[A block of data]

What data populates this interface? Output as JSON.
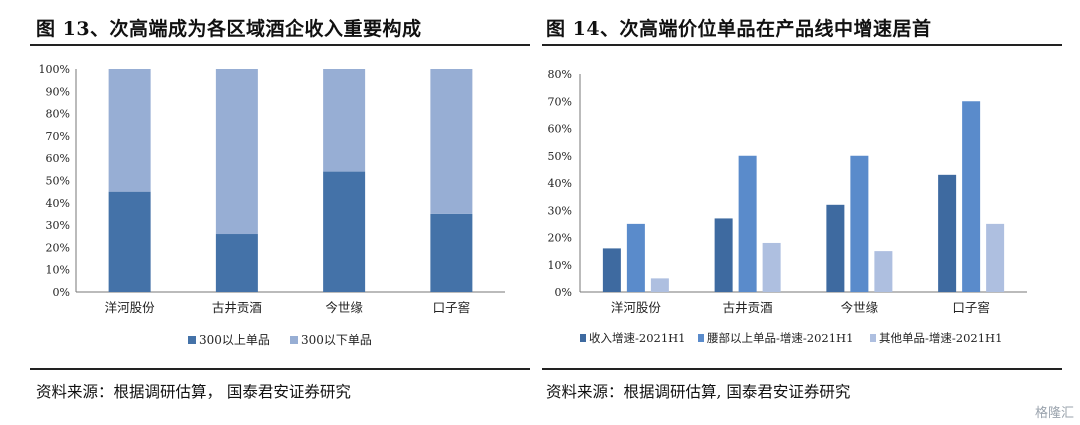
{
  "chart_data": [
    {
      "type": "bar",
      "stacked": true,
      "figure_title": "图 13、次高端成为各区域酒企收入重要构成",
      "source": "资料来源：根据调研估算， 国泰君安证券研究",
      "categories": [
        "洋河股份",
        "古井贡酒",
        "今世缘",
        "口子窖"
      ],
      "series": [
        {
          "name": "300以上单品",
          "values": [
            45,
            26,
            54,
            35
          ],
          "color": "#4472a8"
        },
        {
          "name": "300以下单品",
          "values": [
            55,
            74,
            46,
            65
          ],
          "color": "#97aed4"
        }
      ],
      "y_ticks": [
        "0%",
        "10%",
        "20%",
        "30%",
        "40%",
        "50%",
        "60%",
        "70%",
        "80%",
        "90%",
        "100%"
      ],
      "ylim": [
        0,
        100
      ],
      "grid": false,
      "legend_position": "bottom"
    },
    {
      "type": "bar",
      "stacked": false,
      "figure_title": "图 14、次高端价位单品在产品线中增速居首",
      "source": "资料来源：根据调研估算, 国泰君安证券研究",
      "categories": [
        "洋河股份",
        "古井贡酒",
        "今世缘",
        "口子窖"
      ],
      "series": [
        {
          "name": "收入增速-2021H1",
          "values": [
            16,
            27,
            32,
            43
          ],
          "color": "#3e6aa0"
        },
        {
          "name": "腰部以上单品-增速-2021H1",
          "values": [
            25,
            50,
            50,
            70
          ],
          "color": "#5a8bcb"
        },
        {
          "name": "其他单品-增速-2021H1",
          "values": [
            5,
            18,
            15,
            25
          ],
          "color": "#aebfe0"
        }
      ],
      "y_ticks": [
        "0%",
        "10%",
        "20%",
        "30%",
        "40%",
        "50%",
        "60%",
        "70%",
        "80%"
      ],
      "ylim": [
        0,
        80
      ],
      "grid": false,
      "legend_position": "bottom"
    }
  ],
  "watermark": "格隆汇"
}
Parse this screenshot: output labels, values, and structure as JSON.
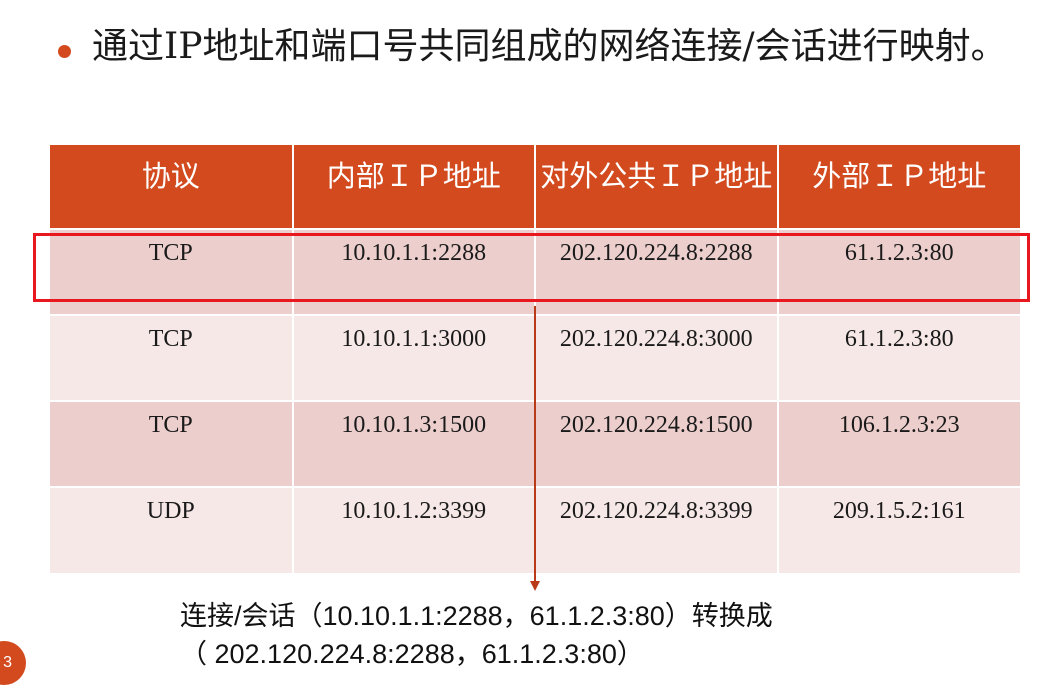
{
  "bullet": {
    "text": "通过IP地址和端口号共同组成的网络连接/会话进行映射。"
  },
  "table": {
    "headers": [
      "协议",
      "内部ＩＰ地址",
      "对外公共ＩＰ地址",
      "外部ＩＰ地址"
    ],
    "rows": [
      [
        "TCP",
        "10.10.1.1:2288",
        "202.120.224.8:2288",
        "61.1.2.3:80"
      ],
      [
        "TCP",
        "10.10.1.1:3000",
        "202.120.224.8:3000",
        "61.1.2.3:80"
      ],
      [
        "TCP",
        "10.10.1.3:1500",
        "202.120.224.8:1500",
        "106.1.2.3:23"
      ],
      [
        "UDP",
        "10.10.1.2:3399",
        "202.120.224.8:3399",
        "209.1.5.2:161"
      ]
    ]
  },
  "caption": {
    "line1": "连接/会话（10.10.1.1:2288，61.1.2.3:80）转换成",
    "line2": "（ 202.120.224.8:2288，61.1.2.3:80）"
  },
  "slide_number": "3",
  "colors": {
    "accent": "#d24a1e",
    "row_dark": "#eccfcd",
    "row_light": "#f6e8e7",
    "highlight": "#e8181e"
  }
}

* Directive *
Check every line of the material for the string "name" and give the number of lines that have it, without anything else.

* Correct response *
5